BEGIN Records shown
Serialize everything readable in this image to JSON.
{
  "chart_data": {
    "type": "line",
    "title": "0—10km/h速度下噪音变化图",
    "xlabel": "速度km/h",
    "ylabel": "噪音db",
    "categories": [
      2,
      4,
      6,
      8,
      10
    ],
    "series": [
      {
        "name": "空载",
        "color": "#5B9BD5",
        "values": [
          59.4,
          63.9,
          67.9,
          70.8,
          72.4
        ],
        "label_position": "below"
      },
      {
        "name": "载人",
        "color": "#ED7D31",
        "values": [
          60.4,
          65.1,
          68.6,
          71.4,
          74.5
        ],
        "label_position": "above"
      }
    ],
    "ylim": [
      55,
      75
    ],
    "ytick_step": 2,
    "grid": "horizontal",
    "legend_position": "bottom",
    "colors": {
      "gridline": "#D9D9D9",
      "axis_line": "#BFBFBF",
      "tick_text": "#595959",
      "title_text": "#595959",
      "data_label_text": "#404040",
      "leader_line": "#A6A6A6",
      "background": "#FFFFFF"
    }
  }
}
END Records shown
**Request:**
Give the records above again, word for word.

**Correct result:**
Serialize everything readable in this image to JSON.
{
  "chart_data": {
    "type": "line",
    "title": "0—10km/h速度下噪音变化图",
    "xlabel": "速度km/h",
    "ylabel": "噪音db",
    "categories": [
      2,
      4,
      6,
      8,
      10
    ],
    "series": [
      {
        "name": "空载",
        "color": "#5B9BD5",
        "values": [
          59.4,
          63.9,
          67.9,
          70.8,
          72.4
        ],
        "label_position": "below"
      },
      {
        "name": "载人",
        "color": "#ED7D31",
        "values": [
          60.4,
          65.1,
          68.6,
          71.4,
          74.5
        ],
        "label_position": "above"
      }
    ],
    "ylim": [
      55,
      75
    ],
    "ytick_step": 2,
    "grid": "horizontal",
    "legend_position": "bottom",
    "colors": {
      "gridline": "#D9D9D9",
      "axis_line": "#BFBFBF",
      "tick_text": "#595959",
      "title_text": "#595959",
      "data_label_text": "#404040",
      "leader_line": "#A6A6A6",
      "background": "#FFFFFF"
    }
  }
}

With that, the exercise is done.